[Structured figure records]
****************************************
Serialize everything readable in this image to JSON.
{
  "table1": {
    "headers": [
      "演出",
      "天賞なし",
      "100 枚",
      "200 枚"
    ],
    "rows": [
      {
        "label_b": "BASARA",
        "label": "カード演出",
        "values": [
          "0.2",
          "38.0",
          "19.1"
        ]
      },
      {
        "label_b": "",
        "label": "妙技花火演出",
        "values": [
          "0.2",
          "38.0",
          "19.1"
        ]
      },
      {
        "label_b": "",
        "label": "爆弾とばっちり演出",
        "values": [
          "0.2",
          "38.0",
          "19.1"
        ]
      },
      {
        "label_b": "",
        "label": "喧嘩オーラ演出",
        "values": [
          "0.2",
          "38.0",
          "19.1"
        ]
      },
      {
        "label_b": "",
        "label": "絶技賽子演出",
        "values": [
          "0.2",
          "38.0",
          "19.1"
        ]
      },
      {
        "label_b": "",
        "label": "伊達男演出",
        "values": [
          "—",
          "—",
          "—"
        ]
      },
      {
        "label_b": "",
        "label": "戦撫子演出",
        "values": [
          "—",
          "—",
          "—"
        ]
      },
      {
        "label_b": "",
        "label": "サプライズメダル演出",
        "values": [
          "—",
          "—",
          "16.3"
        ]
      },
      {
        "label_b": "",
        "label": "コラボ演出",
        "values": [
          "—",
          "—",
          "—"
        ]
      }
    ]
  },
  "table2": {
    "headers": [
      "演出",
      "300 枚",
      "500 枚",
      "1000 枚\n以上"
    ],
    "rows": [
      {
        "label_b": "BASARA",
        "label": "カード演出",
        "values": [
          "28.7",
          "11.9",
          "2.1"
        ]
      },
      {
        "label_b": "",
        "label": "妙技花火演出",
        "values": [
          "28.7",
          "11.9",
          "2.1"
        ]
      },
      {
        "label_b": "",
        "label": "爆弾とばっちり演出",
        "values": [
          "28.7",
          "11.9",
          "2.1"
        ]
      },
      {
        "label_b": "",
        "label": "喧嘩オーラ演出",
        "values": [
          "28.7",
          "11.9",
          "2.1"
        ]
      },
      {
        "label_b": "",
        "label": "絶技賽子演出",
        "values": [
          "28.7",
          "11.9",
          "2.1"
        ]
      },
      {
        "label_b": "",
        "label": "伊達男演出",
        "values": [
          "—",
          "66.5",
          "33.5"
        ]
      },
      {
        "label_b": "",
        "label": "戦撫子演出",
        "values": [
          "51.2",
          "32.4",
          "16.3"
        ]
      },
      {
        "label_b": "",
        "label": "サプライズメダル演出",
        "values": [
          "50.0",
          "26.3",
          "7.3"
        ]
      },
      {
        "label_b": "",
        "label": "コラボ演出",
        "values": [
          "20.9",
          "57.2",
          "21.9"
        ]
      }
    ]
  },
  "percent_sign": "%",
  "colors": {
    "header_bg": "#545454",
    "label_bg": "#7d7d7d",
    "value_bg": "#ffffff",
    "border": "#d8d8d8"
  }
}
****************************************
» Your objective: Every record shown above must be echoed exactly.

» Full solution:
Serialize everything readable in this image to JSON.
{
  "table1": {
    "headers": [
      "演出",
      "天賞なし",
      "100 枚",
      "200 枚"
    ],
    "rows": [
      {
        "label_b": "BASARA",
        "label": "カード演出",
        "values": [
          "0.2",
          "38.0",
          "19.1"
        ]
      },
      {
        "label_b": "",
        "label": "妙技花火演出",
        "values": [
          "0.2",
          "38.0",
          "19.1"
        ]
      },
      {
        "label_b": "",
        "label": "爆弾とばっちり演出",
        "values": [
          "0.2",
          "38.0",
          "19.1"
        ]
      },
      {
        "label_b": "",
        "label": "喧嘩オーラ演出",
        "values": [
          "0.2",
          "38.0",
          "19.1"
        ]
      },
      {
        "label_b": "",
        "label": "絶技賽子演出",
        "values": [
          "0.2",
          "38.0",
          "19.1"
        ]
      },
      {
        "label_b": "",
        "label": "伊達男演出",
        "values": [
          "—",
          "—",
          "—"
        ]
      },
      {
        "label_b": "",
        "label": "戦撫子演出",
        "values": [
          "—",
          "—",
          "—"
        ]
      },
      {
        "label_b": "",
        "label": "サプライズメダル演出",
        "values": [
          "—",
          "—",
          "16.3"
        ]
      },
      {
        "label_b": "",
        "label": "コラボ演出",
        "values": [
          "—",
          "—",
          "—"
        ]
      }
    ]
  },
  "table2": {
    "headers": [
      "演出",
      "300 枚",
      "500 枚",
      "1000 枚\n以上"
    ],
    "rows": [
      {
        "label_b": "BASARA",
        "label": "カード演出",
        "values": [
          "28.7",
          "11.9",
          "2.1"
        ]
      },
      {
        "label_b": "",
        "label": "妙技花火演出",
        "values": [
          "28.7",
          "11.9",
          "2.1"
        ]
      },
      {
        "label_b": "",
        "label": "爆弾とばっちり演出",
        "values": [
          "28.7",
          "11.9",
          "2.1"
        ]
      },
      {
        "label_b": "",
        "label": "喧嘩オーラ演出",
        "values": [
          "28.7",
          "11.9",
          "2.1"
        ]
      },
      {
        "label_b": "",
        "label": "絶技賽子演出",
        "values": [
          "28.7",
          "11.9",
          "2.1"
        ]
      },
      {
        "label_b": "",
        "label": "伊達男演出",
        "values": [
          "—",
          "66.5",
          "33.5"
        ]
      },
      {
        "label_b": "",
        "label": "戦撫子演出",
        "values": [
          "51.2",
          "32.4",
          "16.3"
        ]
      },
      {
        "label_b": "",
        "label": "サプライズメダル演出",
        "values": [
          "50.0",
          "26.3",
          "7.3"
        ]
      },
      {
        "label_b": "",
        "label": "コラボ演出",
        "values": [
          "20.9",
          "57.2",
          "21.9"
        ]
      }
    ]
  },
  "percent_sign": "%",
  "colors": {
    "header_bg": "#545454",
    "label_bg": "#7d7d7d",
    "value_bg": "#ffffff",
    "border": "#d8d8d8"
  }
}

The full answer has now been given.